__EXERCISE AIM__
Transcribe every entry word for word. Skip the pictures.

__SUPPLIED RECORDS__
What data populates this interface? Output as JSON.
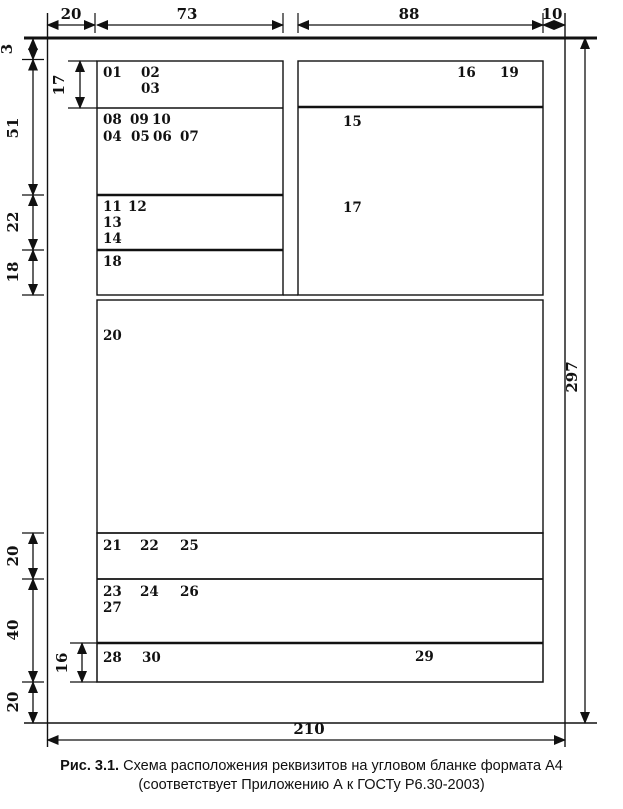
{
  "dimensions": {
    "top": {
      "left_margin": "20",
      "left_block_width": "73",
      "right_block_width": "88",
      "right_margin": "10"
    },
    "left": {
      "top_offset": "3",
      "header_zone": "51",
      "zone_22": "22",
      "zone_18": "18",
      "zone_20a": "20",
      "zone_40": "40",
      "bottom_margin": "20"
    },
    "inner": {
      "emblem_height": "17",
      "footer_height": "16"
    },
    "page": {
      "height": "297",
      "width": "210"
    }
  },
  "requisites": {
    "r01": "01",
    "r02": "02",
    "r03": "03",
    "r04": "04",
    "r05": "05",
    "r06": "06",
    "r07": "07",
    "r08": "08",
    "r09": "09",
    "r10": "10",
    "r11": "11",
    "r12": "12",
    "r13": "13",
    "r14": "14",
    "r15": "15",
    "r16": "16",
    "r17": "17",
    "r18": "18",
    "r19": "19",
    "r20": "20",
    "r21": "21",
    "r22": "22",
    "r23": "23",
    "r24": "24",
    "r25": "25",
    "r26": "26",
    "r27": "27",
    "r28": "28",
    "r29": "29",
    "r30": "30"
  },
  "caption": {
    "prefix": "Рис. 3.1.",
    "line1": " Схема расположения реквизитов на угловом бланке формата А4",
    "line2": "(соответствует Приложению А к ГОСТу Р6.30-2003)"
  }
}
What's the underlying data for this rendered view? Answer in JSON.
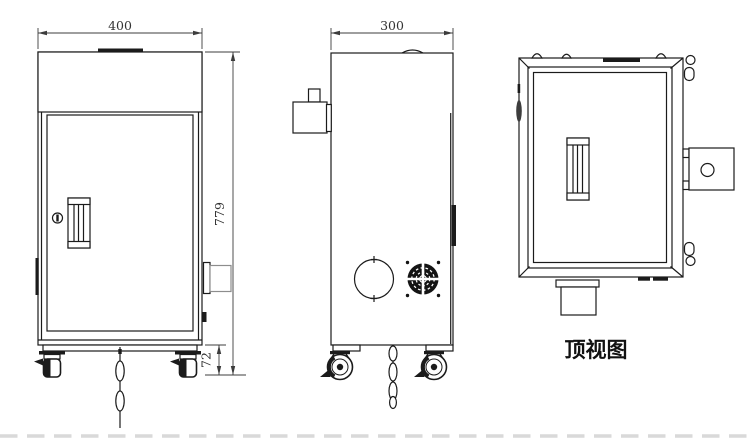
{
  "views": {
    "front": {
      "dimensions": {
        "width": "400",
        "height": "779",
        "caster_height": "72"
      }
    },
    "side": {
      "dimensions": {
        "depth": "300"
      }
    },
    "top": {
      "caption": "顶视图"
    }
  },
  "colors": {
    "line": "#1b1b1b",
    "gray_line": "#8d8d8d",
    "dim_text": "#333333",
    "page_dash": "#d9d9d9",
    "background": "#ffffff"
  }
}
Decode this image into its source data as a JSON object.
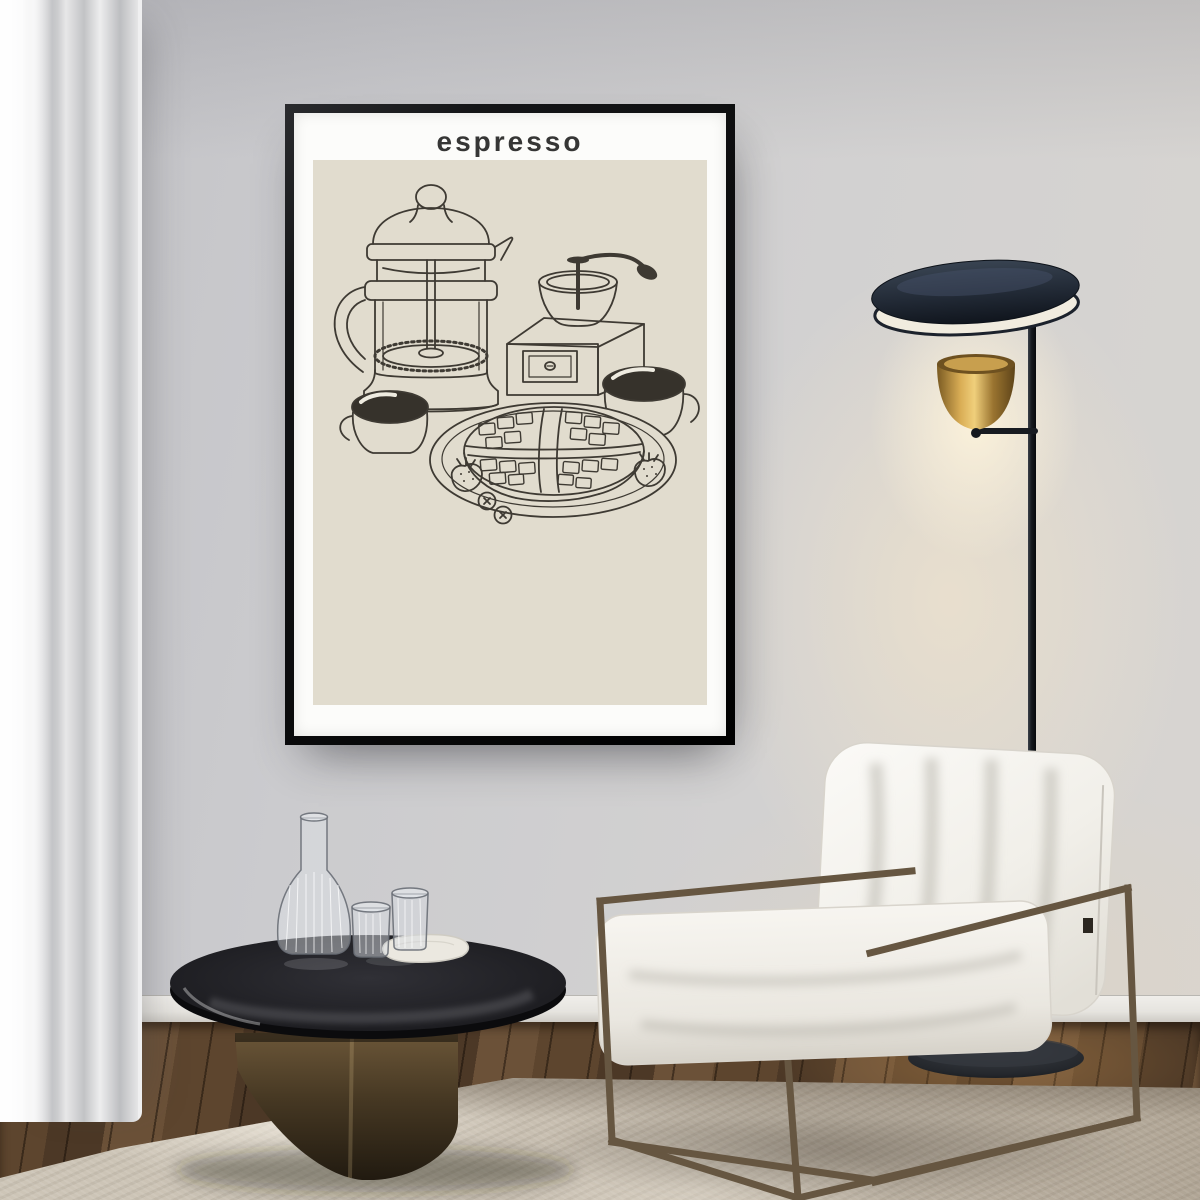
{
  "meta": {
    "description": "Interior mockup photo: black-framed espresso line-art poster on a gray wall above a modern living room with curtain, floor lamp, round coffee table and white armchair",
    "canvas": {
      "width": 1200,
      "height": 1200
    }
  },
  "poster": {
    "title": "espresso",
    "artwork_items": [
      "french-press",
      "coffee-grinder",
      "coffee-cup-left",
      "coffee-cup-right",
      "waffle-on-plate",
      "strawberry-left",
      "strawberry-right",
      "blueberries"
    ]
  },
  "room_objects": [
    "curtain",
    "wall",
    "baseboard",
    "wood-floor",
    "area-rug",
    "floor-lamp",
    "coffee-table",
    "glass-carafe",
    "glass-tumblers",
    "marble-tray",
    "armchair"
  ],
  "theme": {
    "wall": "#cccccd",
    "wall_warm_glow": "#f2e3c9",
    "curtain": "#e2e2e4",
    "baseboard": "#eceae6",
    "floor_wood": "#4a3626",
    "rug": "#c8bfb1",
    "poster_frame": "#141517",
    "poster_paper": "#fcfcfa",
    "poster_panel": "#e1dcce",
    "poster_line": "#3e3a33",
    "poster_coffee": "#36322b",
    "poster_title_color": "#363635",
    "lamp_shade": "#222a36",
    "lamp_shade_inner": "#f1ecdf",
    "lamp_brass": "#c89f4e",
    "lamp_pole": "#15181d",
    "chair_cushion": "#f3f1ec",
    "chair_frame": "#665641",
    "table_glass": "#1d1d21",
    "table_base": "#5d4a30"
  }
}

__TASK SOLUTION__
What data populates this interface? Output as JSON.
{
  "dimensions": {
    "top": {
      "left_margin": "20",
      "left_block_width": "73",
      "right_block_width": "88",
      "right_margin": "10"
    },
    "left": {
      "top_offset": "3",
      "header_zone": "51",
      "zone_22": "22",
      "zone_18": "18",
      "zone_20a": "20",
      "zone_40": "40",
      "bottom_margin": "20"
    },
    "inner": {
      "emblem_height": "17",
      "footer_height": "16"
    },
    "page": {
      "height": "297",
      "width": "210"
    }
  },
  "requisites": {
    "r01": "01",
    "r02": "02",
    "r03": "03",
    "r04": "04",
    "r05": "05",
    "r06": "06",
    "r07": "07",
    "r08": "08",
    "r09": "09",
    "r10": "10",
    "r11": "11",
    "r12": "12",
    "r13": "13",
    "r14": "14",
    "r15": "15",
    "r16": "16",
    "r17": "17",
    "r18": "18",
    "r19": "19",
    "r20": "20",
    "r21": "21",
    "r22": "22",
    "r23": "23",
    "r24": "24",
    "r25": "25",
    "r26": "26",
    "r27": "27",
    "r28": "28",
    "r29": "29",
    "r30": "30"
  },
  "caption": {
    "prefix": "Рис. 3.1.",
    "line1": " Схема расположения реквизитов на угловом бланке формата А4",
    "line2": "(соответствует Приложению А к ГОСТу Р6.30-2003)"
  }
}
What's the underlying data for this rendered view? Answer in JSON.
{
  "views": {
    "front": {
      "dimensions": {
        "width": "400",
        "height": "779",
        "caster_height": "72"
      }
    },
    "side": {
      "dimensions": {
        "depth": "300"
      }
    },
    "top": {
      "caption": "顶视图"
    }
  },
  "colors": {
    "line": "#1b1b1b",
    "gray_line": "#8d8d8d",
    "dim_text": "#333333",
    "page_dash": "#d9d9d9",
    "background": "#ffffff"
  }
}
Decode this image into its source data as a JSON object.
{
  "meta": {
    "description": "Interior mockup photo: black-framed espresso line-art poster on a gray wall above a modern living room with curtain, floor lamp, round coffee table and white armchair",
    "canvas": {
      "width": 1200,
      "height": 1200
    }
  },
  "poster": {
    "title": "espresso",
    "artwork_items": [
      "french-press",
      "coffee-grinder",
      "coffee-cup-left",
      "coffee-cup-right",
      "waffle-on-plate",
      "strawberry-left",
      "strawberry-right",
      "blueberries"
    ]
  },
  "room_objects": [
    "curtain",
    "wall",
    "baseboard",
    "wood-floor",
    "area-rug",
    "floor-lamp",
    "coffee-table",
    "glass-carafe",
    "glass-tumblers",
    "marble-tray",
    "armchair"
  ],
  "theme": {
    "wall": "#cccccd",
    "wall_warm_glow": "#f2e3c9",
    "curtain": "#e2e2e4",
    "baseboard": "#eceae6",
    "floor_wood": "#4a3626",
    "rug": "#c8bfb1",
    "poster_frame": "#141517",
    "poster_paper": "#fcfcfa",
    "poster_panel": "#e1dcce",
    "poster_line": "#3e3a33",
    "poster_coffee": "#36322b",
    "poster_title_color": "#363635",
    "lamp_shade": "#222a36",
    "lamp_shade_inner": "#f1ecdf",
    "lamp_brass": "#c89f4e",
    "lamp_pole": "#15181d",
    "chair_cushion": "#f3f1ec",
    "chair_frame": "#665641",
    "table_glass": "#1d1d21",
    "table_base": "#5d4a30"
  }
}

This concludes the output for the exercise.